### Text provided
Link Posted: 6/3/2003 1:43:43 PM EDT
SR15, WOW your workout routine is exactly like mine. that's cool. I recently broke up arms to Triceps on Friday and Bi's on Sat. IT's AWESOME. you sound like you know what you're talking about.
Link Posted: 6/3/2003 8:35:11 PM EDT
Sr15 is right on. You don't gain in the gym, you gain during the next three days when you're sore as hell. Sleep and diet are just as important as your workout.
Link Posted: 6/4/2003 6:45:34 PM EDT
[Last Edit: 6/4/2003 6:49:22 PM EDT by skullworks]
Originally Posted By MP906: Sr15 is right on. You don't gain in the gym, you gain during the next three days when you're sore as hell. Sleep and diet are just as important as your workout.
View Quote
I agree, but what I have been trying to say is that Cell-Tech speeds up the time it take for you to recoupiate (ie, when you can start moving without feeling to sore.) Using Cell-Tech and the already stated routine I have had good results (by my standards.) The information I have provided might be of some help to some of you guys, whereas others such as sr15 might prefer not to use any nutritional supplements. It's all a question of taste. I'm not going to say that sr15 is wrong by not using supplements, it's just two different ways of achieving more or less the same results. My results might have come faster than sr15's, but then again he is probably very proud (and rightfully so) over the results he has achieved using his methods. Whatever method anyone else chose to use is of no concern to me, you go use all the supplements you can afford, or absolutely none, whatever your heart might desire. What it comes down to in the end is how dedicated you are to achieveing the results you want. You can take all the supplements you want without any positive results, just as you can take no supplements and have great results. Learn to listen to your body before you start using products such as Cell-Tech. Make sure that you get proper nutrition and plenty of sleep (just as sr15 said) before you start complaining about poor results. If your after workout nutrition consists of having a Big Mac on the way to your favorite bar there's a good chance neither my advice nor sr15's will do you any good. However, there's always a risk that you will have to sacrifice something; for example, the hours I keep (due to my job) does not provide me with the consistent amount of sleep that I would like to receive. I do try to compensate by making sure that my nutrition is as ideal as possible (even though I don't eat poultry) and that I pay as close attention as possible to my body. I think that pretty much sums it all up.
######
### Dataset
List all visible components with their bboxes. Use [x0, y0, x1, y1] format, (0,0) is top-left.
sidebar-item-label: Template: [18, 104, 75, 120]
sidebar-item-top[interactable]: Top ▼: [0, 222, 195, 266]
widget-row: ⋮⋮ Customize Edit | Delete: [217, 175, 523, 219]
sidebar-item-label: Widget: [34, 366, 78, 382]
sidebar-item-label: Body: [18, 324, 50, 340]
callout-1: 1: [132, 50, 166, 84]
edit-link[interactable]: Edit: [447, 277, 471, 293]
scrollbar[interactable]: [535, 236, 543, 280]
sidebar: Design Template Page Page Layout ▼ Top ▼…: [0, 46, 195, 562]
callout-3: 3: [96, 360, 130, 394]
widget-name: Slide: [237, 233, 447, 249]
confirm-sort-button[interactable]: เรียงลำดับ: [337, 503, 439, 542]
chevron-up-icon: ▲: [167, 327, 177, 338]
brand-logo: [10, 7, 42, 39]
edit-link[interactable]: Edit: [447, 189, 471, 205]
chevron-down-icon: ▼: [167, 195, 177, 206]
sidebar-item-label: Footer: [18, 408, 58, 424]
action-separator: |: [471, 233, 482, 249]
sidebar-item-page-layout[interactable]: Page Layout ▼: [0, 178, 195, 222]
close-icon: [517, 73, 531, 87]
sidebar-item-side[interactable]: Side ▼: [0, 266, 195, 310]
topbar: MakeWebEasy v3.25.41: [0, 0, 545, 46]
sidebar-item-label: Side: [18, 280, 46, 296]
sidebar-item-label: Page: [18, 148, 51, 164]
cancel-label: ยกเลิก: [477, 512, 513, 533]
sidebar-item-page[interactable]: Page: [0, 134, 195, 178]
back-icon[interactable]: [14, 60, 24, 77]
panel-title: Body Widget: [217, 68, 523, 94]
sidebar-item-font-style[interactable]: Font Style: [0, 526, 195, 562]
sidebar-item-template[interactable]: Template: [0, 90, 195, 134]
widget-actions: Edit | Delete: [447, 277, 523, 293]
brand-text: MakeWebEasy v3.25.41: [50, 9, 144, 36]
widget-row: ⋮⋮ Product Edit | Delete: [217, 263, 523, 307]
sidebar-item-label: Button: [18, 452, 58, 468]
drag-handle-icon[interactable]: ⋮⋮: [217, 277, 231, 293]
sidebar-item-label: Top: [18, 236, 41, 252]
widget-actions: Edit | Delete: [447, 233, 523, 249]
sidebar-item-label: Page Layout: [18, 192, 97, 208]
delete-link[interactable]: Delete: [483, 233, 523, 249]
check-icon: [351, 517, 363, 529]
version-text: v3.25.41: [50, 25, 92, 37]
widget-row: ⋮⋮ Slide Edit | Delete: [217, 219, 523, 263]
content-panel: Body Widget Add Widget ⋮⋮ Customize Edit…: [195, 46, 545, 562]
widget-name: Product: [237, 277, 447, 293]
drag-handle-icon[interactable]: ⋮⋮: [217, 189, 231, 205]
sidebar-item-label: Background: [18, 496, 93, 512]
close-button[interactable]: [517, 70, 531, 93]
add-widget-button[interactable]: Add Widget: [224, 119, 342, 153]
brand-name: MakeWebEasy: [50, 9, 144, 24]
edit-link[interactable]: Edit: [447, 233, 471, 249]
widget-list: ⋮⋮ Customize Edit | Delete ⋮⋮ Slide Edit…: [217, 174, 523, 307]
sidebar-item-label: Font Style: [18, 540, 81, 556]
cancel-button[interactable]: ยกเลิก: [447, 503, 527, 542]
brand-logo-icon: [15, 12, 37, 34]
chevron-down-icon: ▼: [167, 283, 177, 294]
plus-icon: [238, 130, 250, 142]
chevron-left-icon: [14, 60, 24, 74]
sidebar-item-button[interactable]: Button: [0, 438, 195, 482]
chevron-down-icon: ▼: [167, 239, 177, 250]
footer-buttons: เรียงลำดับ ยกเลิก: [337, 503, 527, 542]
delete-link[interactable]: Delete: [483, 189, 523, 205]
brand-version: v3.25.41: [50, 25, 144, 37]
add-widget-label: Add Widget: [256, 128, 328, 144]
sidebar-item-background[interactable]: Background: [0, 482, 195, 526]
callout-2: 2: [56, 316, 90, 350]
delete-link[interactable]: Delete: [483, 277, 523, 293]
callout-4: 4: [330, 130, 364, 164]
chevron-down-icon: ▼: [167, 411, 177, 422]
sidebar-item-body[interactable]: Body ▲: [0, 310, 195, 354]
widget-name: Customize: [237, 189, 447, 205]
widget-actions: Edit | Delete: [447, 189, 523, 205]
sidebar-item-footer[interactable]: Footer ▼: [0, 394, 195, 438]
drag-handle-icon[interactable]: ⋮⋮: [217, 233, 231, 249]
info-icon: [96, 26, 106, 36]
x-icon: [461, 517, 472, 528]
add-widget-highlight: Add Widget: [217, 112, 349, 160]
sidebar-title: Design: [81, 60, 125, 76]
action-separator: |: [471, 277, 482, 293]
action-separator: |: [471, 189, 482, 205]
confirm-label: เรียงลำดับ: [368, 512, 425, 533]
######
Reproduce the forum thread on workout routines and supplements above word for word, from start to finish.

Link Posted: 6/3/2003 1:43:43 PM EDT
SR15, WOW your workout routine is exactly like mine. that's cool. I recently broke up arms to Triceps on Friday and Bi's on Sat. IT's AWESOME. you sound like you know what you're talking about.
Link Posted: 6/3/2003 8:35:11 PM EDT
Sr15 is right on. You don't gain in the gym, you gain during the next three days when you're sore as hell. Sleep and diet are just as important as your workout.
Link Posted: 6/4/2003 6:45:34 PM EDT
[Last Edit: 6/4/2003 6:49:22 PM EDT by skullworks]
Originally Posted By MP906: Sr15 is right on. You don't gain in the gym, you gain during the next three days when you're sore as hell. Sleep and diet are just as important as your workout.
View Quote
I agree, but what I have been trying to say is that Cell-Tech speeds up the time it take for you to recoupiate (ie, when you can start moving without feeling to sore.) Using Cell-Tech and the already stated routine I have had good results (by my standards.) The information I have provided might be of some help to some of you guys, whereas others such as sr15 might prefer not to use any nutritional supplements. It's all a question of taste. I'm not going to say that sr15 is wrong by not using supplements, it's just two different ways of achieving more or less the same results. My results might have come faster than sr15's, but then again he is probably very proud (and rightfully so) over the results he has achieved using his methods. Whatever method anyone else chose to use is of no concern to me, you go use all the supplements you can afford, or absolutely none, whatever your heart might desire. What it comes down to in the end is how dedicated you are to achieveing the results you want. You can take all the supplements you want without any positive results, just as you can take no supplements and have great results. Learn to listen to your body before you start using products such as Cell-Tech. Make sure that you get proper nutrition and plenty of sleep (just as sr15 said) before you start complaining about poor results. If your after workout nutrition consists of having a Big Mac on the way to your favorite bar there's a good chance neither my advice nor sr15's will do you any good. However, there's always a risk that you will have to sacrifice something; for example, the hours I keep (due to my job) does not provide me with the consistent amount of sleep that I would like to receive. I do try to compensate by making sure that my nutrition is as ideal as possible (even though I don't eat poultry) and that I pay as close attention as possible to my body. I think that pretty much sums it all up.